Problem to solve: Return the records, each one exactly as written.

Excerpted data:

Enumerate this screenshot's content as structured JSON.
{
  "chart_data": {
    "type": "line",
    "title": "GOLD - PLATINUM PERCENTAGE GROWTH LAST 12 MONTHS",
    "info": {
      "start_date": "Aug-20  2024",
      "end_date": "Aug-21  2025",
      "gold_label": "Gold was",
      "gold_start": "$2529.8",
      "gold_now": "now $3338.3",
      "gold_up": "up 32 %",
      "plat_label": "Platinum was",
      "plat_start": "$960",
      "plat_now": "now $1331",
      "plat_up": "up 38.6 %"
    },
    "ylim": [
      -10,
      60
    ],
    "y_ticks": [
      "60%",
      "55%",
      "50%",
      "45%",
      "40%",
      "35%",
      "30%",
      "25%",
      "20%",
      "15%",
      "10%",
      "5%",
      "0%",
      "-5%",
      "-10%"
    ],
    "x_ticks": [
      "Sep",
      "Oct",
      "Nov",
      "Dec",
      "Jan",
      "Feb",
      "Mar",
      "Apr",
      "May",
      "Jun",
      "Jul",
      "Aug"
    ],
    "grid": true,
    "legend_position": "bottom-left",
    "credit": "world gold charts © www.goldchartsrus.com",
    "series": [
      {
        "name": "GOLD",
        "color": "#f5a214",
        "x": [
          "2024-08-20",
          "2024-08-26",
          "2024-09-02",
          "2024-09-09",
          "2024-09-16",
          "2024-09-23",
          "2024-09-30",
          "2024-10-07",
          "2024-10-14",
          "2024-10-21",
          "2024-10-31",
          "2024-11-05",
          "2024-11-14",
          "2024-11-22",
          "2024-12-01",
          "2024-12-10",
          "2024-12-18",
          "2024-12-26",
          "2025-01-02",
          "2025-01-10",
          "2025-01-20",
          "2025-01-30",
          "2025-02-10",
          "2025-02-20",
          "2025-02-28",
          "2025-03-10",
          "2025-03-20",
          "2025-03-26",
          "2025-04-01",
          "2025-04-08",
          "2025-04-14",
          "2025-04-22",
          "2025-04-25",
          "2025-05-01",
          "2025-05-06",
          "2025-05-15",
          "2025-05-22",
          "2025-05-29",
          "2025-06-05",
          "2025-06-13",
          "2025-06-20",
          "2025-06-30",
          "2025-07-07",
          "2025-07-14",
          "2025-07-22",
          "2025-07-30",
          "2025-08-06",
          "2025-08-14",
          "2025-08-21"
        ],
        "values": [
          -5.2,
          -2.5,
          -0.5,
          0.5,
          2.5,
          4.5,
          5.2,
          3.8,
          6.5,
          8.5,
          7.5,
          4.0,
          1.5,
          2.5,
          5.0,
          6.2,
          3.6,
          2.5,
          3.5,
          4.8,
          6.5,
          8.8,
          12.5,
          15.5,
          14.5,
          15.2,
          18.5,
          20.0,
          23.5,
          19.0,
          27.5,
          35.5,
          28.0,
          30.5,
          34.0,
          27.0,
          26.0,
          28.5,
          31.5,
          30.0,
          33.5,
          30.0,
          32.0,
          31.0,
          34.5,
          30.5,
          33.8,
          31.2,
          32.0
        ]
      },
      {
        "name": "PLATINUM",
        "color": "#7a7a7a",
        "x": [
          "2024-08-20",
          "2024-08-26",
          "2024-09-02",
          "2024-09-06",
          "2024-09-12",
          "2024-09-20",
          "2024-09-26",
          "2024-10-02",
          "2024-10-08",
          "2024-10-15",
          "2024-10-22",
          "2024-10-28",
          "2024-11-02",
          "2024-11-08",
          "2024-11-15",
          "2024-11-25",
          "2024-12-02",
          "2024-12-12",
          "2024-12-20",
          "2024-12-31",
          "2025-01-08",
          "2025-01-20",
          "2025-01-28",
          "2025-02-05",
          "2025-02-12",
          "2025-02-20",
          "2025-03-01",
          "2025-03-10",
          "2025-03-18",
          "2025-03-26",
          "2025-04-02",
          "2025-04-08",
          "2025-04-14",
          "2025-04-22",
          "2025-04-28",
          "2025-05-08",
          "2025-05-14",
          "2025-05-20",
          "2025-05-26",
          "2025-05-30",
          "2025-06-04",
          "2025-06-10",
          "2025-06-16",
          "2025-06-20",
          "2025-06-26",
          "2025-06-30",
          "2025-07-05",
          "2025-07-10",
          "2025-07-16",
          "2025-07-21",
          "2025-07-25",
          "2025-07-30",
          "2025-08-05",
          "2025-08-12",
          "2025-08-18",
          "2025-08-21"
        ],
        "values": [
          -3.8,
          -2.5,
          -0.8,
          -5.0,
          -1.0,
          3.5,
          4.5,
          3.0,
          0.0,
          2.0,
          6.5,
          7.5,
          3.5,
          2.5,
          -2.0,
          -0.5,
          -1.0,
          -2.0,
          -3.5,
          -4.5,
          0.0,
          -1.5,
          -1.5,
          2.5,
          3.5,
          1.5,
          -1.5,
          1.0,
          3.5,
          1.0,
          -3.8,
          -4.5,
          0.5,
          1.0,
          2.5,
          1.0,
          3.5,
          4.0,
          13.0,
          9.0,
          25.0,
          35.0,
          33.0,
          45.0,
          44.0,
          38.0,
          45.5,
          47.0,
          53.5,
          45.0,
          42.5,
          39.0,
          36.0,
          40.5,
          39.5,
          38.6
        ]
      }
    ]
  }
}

Correct result:
Enumerate this screenshot's content as structured JSON.
{
  "chart_data": {
    "type": "line",
    "title": "GOLD - PLATINUM PERCENTAGE GROWTH LAST 12 MONTHS",
    "info": {
      "start_date": "Aug-20  2024",
      "end_date": "Aug-21  2025",
      "gold_label": "Gold was",
      "gold_start": "$2529.8",
      "gold_now": "now $3338.3",
      "gold_up": "up 32 %",
      "plat_label": "Platinum was",
      "plat_start": "$960",
      "plat_now": "now $1331",
      "plat_up": "up 38.6 %"
    },
    "ylim": [
      -10,
      60
    ],
    "y_ticks": [
      "60%",
      "55%",
      "50%",
      "45%",
      "40%",
      "35%",
      "30%",
      "25%",
      "20%",
      "15%",
      "10%",
      "5%",
      "0%",
      "-5%",
      "-10%"
    ],
    "x_ticks": [
      "Sep",
      "Oct",
      "Nov",
      "Dec",
      "Jan",
      "Feb",
      "Mar",
      "Apr",
      "May",
      "Jun",
      "Jul",
      "Aug"
    ],
    "grid": true,
    "legend_position": "bottom-left",
    "credit": "world gold charts © www.goldchartsrus.com",
    "series": [
      {
        "name": "GOLD",
        "color": "#f5a214",
        "x": [
          "2024-08-20",
          "2024-08-26",
          "2024-09-02",
          "2024-09-09",
          "2024-09-16",
          "2024-09-23",
          "2024-09-30",
          "2024-10-07",
          "2024-10-14",
          "2024-10-21",
          "2024-10-31",
          "2024-11-05",
          "2024-11-14",
          "2024-11-22",
          "2024-12-01",
          "2024-12-10",
          "2024-12-18",
          "2024-12-26",
          "2025-01-02",
          "2025-01-10",
          "2025-01-20",
          "2025-01-30",
          "2025-02-10",
          "2025-02-20",
          "2025-02-28",
          "2025-03-10",
          "2025-03-20",
          "2025-03-26",
          "2025-04-01",
          "2025-04-08",
          "2025-04-14",
          "2025-04-22",
          "2025-04-25",
          "2025-05-01",
          "2025-05-06",
          "2025-05-15",
          "2025-05-22",
          "2025-05-29",
          "2025-06-05",
          "2025-06-13",
          "2025-06-20",
          "2025-06-30",
          "2025-07-07",
          "2025-07-14",
          "2025-07-22",
          "2025-07-30",
          "2025-08-06",
          "2025-08-14",
          "2025-08-21"
        ],
        "values": [
          -5.2,
          -2.5,
          -0.5,
          0.5,
          2.5,
          4.5,
          5.2,
          3.8,
          6.5,
          8.5,
          7.5,
          4.0,
          1.5,
          2.5,
          5.0,
          6.2,
          3.6,
          2.5,
          3.5,
          4.8,
          6.5,
          8.8,
          12.5,
          15.5,
          14.5,
          15.2,
          18.5,
          20.0,
          23.5,
          19.0,
          27.5,
          35.5,
          28.0,
          30.5,
          34.0,
          27.0,
          26.0,
          28.5,
          31.5,
          30.0,
          33.5,
          30.0,
          32.0,
          31.0,
          34.5,
          30.5,
          33.8,
          31.2,
          32.0
        ]
      },
      {
        "name": "PLATINUM",
        "color": "#7a7a7a",
        "x": [
          "2024-08-20",
          "2024-08-26",
          "2024-09-02",
          "2024-09-06",
          "2024-09-12",
          "2024-09-20",
          "2024-09-26",
          "2024-10-02",
          "2024-10-08",
          "2024-10-15",
          "2024-10-22",
          "2024-10-28",
          "2024-11-02",
          "2024-11-08",
          "2024-11-15",
          "2024-11-25",
          "2024-12-02",
          "2024-12-12",
          "2024-12-20",
          "2024-12-31",
          "2025-01-08",
          "2025-01-20",
          "2025-01-28",
          "2025-02-05",
          "2025-02-12",
          "2025-02-20",
          "2025-03-01",
          "2025-03-10",
          "2025-03-18",
          "2025-03-26",
          "2025-04-02",
          "2025-04-08",
          "2025-04-14",
          "2025-04-22",
          "2025-04-28",
          "2025-05-08",
          "2025-05-14",
          "2025-05-20",
          "2025-05-26",
          "2025-05-30",
          "2025-06-04",
          "2025-06-10",
          "2025-06-16",
          "2025-06-20",
          "2025-06-26",
          "2025-06-30",
          "2025-07-05",
          "2025-07-10",
          "2025-07-16",
          "2025-07-21",
          "2025-07-25",
          "2025-07-30",
          "2025-08-05",
          "2025-08-12",
          "2025-08-18",
          "2025-08-21"
        ],
        "values": [
          -3.8,
          -2.5,
          -0.8,
          -5.0,
          -1.0,
          3.5,
          4.5,
          3.0,
          0.0,
          2.0,
          6.5,
          7.5,
          3.5,
          2.5,
          -2.0,
          -0.5,
          -1.0,
          -2.0,
          -3.5,
          -4.5,
          0.0,
          -1.5,
          -1.5,
          2.5,
          3.5,
          1.5,
          -1.5,
          1.0,
          3.5,
          1.0,
          -3.8,
          -4.5,
          0.5,
          1.0,
          2.5,
          1.0,
          3.5,
          4.0,
          13.0,
          9.0,
          25.0,
          35.0,
          33.0,
          45.0,
          44.0,
          38.0,
          45.5,
          47.0,
          53.5,
          45.0,
          42.5,
          39.0,
          36.0,
          40.5,
          39.5,
          38.6
        ]
      }
    ]
  }
}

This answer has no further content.